*BRIEF*: Tally every line of the material that includes "comes", then give the tally and nothing else.

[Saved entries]
'''

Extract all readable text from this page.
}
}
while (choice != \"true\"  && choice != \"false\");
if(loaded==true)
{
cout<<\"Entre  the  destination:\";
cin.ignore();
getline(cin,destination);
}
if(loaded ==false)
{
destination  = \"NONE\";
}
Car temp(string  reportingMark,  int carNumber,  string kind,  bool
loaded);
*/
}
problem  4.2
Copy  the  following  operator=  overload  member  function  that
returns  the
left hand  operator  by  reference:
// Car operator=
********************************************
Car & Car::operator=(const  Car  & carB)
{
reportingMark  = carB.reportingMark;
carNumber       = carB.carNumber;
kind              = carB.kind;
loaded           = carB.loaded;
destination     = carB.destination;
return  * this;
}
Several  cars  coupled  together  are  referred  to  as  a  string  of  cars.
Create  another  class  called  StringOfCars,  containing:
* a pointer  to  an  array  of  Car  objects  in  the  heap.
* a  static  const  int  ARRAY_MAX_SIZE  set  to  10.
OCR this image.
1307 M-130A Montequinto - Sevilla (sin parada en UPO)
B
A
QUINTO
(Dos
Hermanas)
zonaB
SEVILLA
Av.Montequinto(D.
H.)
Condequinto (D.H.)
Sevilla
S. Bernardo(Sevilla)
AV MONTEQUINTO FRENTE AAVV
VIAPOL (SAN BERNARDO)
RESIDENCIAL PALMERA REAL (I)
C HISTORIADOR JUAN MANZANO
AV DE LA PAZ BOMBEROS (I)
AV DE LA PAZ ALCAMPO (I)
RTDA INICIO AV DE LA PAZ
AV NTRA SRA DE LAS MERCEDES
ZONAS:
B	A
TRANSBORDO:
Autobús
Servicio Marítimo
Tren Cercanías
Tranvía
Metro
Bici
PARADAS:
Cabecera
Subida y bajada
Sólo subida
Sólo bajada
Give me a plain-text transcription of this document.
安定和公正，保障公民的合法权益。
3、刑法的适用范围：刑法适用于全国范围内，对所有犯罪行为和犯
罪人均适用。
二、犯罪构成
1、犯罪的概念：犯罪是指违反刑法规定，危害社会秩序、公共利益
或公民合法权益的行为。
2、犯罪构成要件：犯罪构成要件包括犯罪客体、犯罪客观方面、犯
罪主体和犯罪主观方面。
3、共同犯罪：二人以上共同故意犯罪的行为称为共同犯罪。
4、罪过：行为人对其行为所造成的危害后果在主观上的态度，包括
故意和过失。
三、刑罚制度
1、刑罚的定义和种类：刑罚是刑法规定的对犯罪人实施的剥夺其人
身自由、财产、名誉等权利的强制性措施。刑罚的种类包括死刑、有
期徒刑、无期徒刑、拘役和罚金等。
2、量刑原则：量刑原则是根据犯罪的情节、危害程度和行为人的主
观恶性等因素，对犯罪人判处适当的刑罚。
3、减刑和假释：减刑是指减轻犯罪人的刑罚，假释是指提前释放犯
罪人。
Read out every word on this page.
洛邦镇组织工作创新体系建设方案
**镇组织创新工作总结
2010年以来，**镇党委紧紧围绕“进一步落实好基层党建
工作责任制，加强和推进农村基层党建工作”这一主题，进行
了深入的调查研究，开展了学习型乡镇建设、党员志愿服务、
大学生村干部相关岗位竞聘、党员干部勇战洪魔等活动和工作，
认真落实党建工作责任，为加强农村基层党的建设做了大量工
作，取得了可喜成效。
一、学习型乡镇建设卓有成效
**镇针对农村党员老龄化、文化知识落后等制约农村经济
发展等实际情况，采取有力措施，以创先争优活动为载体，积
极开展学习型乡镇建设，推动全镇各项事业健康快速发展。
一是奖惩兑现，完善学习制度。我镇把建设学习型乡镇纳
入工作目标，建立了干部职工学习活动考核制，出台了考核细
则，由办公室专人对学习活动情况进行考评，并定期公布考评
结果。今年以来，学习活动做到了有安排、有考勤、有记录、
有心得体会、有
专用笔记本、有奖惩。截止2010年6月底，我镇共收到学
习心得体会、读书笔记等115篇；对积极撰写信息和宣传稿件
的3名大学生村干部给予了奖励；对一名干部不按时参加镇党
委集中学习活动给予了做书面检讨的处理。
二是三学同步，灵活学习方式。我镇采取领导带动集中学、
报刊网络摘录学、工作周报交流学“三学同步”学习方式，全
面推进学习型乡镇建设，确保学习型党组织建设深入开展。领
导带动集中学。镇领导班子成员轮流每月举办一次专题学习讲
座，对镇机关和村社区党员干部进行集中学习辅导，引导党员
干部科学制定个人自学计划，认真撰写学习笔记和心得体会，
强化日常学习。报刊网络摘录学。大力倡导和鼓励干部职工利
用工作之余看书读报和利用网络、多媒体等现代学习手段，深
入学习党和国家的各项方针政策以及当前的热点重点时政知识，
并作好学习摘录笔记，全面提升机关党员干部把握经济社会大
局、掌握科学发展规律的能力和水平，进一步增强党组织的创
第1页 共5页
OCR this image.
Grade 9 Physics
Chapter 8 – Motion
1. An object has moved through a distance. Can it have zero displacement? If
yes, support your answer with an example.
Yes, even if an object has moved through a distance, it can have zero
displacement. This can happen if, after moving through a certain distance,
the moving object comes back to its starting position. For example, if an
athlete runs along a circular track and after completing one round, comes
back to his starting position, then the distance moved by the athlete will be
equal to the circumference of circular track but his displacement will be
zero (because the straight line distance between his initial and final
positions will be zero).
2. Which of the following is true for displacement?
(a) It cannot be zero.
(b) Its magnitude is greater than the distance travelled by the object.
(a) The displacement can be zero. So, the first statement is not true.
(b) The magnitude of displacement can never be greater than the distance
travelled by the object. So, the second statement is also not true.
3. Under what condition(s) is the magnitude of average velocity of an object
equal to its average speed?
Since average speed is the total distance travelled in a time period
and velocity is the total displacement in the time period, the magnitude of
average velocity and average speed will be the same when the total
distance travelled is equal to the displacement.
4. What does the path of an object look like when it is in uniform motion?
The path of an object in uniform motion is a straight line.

'''

*TASK RESPONSE*: 2